▶ TASK INPUT
※

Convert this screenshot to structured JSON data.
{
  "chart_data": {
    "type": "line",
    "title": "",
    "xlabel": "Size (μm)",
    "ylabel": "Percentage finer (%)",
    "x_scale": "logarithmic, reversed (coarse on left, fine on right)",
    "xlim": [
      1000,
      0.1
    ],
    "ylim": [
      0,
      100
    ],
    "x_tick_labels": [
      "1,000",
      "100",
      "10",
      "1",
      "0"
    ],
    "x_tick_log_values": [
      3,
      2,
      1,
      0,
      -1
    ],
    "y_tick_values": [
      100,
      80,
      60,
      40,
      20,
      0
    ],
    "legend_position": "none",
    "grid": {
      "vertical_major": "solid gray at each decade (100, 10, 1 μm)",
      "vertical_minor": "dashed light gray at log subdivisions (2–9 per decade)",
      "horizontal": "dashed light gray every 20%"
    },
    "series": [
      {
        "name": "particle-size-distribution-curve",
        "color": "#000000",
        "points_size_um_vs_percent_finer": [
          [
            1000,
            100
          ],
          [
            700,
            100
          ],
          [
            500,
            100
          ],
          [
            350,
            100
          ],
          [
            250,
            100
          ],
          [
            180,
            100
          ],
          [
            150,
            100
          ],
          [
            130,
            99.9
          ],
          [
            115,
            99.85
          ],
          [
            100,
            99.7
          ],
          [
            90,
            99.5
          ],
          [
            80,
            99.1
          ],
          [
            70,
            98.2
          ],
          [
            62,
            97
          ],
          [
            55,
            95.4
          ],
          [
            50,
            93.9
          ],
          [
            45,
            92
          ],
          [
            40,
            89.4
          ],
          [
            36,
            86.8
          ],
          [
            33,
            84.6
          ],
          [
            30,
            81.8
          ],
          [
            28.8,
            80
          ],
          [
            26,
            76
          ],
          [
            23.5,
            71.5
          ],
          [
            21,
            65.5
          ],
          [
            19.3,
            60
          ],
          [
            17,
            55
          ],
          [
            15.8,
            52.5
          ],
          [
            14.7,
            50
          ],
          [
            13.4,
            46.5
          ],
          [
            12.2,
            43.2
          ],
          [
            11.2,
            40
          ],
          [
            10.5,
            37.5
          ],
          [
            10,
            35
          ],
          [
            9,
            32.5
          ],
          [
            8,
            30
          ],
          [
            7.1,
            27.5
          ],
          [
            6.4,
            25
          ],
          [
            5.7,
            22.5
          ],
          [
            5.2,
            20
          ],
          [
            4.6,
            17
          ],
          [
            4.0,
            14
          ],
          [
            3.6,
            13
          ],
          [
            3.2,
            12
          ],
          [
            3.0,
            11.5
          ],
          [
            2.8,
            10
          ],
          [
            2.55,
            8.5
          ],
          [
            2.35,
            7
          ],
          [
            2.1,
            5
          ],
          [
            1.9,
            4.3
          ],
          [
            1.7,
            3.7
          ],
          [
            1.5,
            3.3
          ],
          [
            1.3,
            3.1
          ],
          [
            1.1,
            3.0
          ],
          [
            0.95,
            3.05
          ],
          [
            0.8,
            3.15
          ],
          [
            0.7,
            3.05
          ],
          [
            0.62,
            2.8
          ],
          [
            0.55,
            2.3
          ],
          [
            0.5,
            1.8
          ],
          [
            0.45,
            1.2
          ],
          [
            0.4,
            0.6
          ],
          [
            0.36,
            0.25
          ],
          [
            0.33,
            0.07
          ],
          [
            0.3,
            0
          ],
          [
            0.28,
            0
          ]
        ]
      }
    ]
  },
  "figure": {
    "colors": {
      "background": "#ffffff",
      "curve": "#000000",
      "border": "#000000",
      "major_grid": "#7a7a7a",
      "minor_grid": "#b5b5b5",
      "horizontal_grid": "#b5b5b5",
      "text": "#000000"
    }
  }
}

※

▶ GIVEN INSTRUCTION
Copy out every line where the word "curve" occurs.

▶ RESPONSE
        "name": "particle-size-distribution-curve",
      "curve": "#000000",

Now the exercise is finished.